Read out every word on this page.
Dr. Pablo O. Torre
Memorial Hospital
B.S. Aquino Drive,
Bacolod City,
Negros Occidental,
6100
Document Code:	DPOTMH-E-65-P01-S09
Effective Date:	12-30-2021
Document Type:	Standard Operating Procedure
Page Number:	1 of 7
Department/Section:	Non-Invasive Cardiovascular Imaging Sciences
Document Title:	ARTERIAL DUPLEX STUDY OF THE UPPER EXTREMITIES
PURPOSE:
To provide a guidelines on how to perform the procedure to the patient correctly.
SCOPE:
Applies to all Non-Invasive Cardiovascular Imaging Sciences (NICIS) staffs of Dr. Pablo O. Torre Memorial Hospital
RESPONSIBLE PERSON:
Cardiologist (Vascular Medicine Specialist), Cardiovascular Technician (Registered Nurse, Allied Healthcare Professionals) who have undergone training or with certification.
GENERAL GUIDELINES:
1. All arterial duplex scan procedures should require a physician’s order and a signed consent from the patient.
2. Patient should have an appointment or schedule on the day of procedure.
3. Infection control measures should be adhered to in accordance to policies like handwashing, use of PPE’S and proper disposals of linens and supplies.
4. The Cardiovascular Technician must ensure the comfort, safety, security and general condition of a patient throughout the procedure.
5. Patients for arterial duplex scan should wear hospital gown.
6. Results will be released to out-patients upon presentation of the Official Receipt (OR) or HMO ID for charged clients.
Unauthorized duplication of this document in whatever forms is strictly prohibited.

=======

*WHAT IS REQUIRED*
Print out all of the data above word for word.

*SOLUTION TO THE EXERCISE*
Read out every word on this page.
Dr. Pablo O. Torre
Memorial Hospital
B.S. Aquino Drive,
Bacolod City,
Negros Occidental,
6100
Document Code:	DPOTMH-E-65-P01-S09
Effective Date:	12-30-2021
Document Type:	Standard Operating Procedure
Page Number:	1 of 7
Department/Section:	Non-Invasive Cardiovascular Imaging Sciences
Document Title:	ARTERIAL DUPLEX STUDY OF THE UPPER EXTREMITIES
PURPOSE:
To provide a guidelines on how to perform the procedure to the patient correctly.
SCOPE:
Applies to all Non-Invasive Cardiovascular Imaging Sciences (NICIS) staffs of Dr. Pablo O. Torre Memorial Hospital
RESPONSIBLE PERSON:
Cardiologist (Vascular Medicine Specialist), Cardiovascular Technician (Registered Nurse, Allied Healthcare Professionals) who have undergone training or with certification.
GENERAL GUIDELINES:
1. All arterial duplex scan procedures should require a physician’s order and a signed consent from the patient.
2. Patient should have an appointment or schedule on the day of procedure.
3. Infection control measures should be adhered to in accordance to policies like handwashing, use of PPE’S and proper disposals of linens and supplies.
4. The Cardiovascular Technician must ensure the comfort, safety, security and general condition of a patient throughout the procedure.
5. Patients for arterial duplex scan should wear hospital gown.
6. Results will be released to out-patients upon presentation of the Official Receipt (OR) or HMO ID for charged clients.
Unauthorized duplication of this document in whatever forms is strictly prohibited.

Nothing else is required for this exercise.